- WHAT TO PRODUCE -
Collect each line of the entries that holds the string "extra".

- STORED RECORDS -

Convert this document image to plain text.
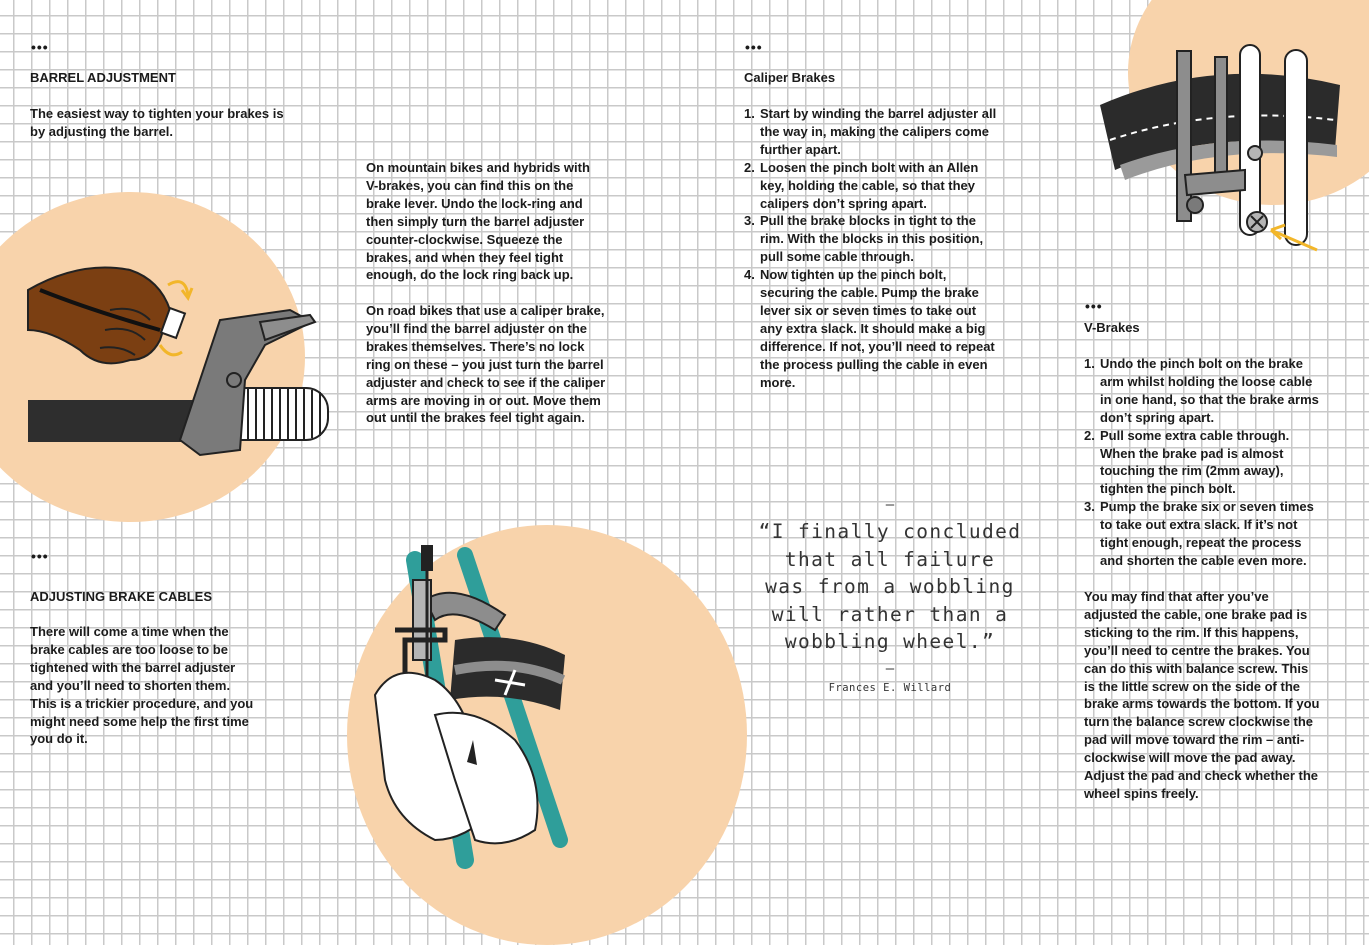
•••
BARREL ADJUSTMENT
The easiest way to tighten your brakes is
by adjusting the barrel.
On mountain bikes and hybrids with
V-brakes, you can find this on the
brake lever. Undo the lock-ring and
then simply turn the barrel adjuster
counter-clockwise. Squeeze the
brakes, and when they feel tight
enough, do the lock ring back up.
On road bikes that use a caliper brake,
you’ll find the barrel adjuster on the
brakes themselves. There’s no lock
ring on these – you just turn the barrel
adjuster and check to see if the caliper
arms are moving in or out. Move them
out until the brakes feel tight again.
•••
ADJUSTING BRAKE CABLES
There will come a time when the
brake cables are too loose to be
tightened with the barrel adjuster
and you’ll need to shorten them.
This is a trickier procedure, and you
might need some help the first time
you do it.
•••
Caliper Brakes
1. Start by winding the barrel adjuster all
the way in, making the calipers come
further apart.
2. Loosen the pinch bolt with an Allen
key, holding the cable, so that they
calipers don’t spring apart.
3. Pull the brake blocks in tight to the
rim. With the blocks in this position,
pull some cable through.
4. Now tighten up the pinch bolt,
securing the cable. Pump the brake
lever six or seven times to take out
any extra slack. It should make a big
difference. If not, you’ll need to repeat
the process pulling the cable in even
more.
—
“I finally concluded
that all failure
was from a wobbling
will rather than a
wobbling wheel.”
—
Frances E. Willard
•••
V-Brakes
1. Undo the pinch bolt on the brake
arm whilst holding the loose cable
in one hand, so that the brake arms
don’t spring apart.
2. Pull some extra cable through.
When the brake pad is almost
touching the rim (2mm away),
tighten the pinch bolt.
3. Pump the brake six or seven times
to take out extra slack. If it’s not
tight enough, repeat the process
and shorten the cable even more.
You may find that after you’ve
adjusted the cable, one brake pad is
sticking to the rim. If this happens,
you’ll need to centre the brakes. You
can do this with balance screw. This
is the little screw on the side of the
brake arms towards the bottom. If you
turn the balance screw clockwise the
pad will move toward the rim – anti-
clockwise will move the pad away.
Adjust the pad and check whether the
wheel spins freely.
* * *
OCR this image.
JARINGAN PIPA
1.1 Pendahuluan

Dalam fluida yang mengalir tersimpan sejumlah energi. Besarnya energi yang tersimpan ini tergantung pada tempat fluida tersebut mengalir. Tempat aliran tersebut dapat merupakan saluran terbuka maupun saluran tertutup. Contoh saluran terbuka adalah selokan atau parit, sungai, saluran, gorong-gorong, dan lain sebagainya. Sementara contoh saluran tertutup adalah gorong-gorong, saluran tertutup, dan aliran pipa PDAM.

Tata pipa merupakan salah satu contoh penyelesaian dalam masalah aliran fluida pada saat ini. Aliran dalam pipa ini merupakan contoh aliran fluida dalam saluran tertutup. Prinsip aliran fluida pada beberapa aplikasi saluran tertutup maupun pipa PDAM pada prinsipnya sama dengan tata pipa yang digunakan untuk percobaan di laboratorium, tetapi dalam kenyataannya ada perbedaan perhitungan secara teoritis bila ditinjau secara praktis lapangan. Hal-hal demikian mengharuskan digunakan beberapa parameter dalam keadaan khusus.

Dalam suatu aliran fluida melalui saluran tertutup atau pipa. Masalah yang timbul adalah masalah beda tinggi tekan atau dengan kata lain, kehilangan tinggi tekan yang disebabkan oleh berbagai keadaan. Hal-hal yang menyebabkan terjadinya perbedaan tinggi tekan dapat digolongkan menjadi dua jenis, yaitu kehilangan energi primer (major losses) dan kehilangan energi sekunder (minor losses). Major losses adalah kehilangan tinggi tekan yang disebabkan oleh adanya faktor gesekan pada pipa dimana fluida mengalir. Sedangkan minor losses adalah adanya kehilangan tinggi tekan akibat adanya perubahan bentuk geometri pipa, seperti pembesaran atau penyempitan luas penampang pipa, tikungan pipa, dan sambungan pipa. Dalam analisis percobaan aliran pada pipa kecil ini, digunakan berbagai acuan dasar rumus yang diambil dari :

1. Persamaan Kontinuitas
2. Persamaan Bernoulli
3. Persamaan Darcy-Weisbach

- IN RESPONSE -
any extra slack. It should make a big
2. Pull some extra cable through.
to take out extra slack. If it’s not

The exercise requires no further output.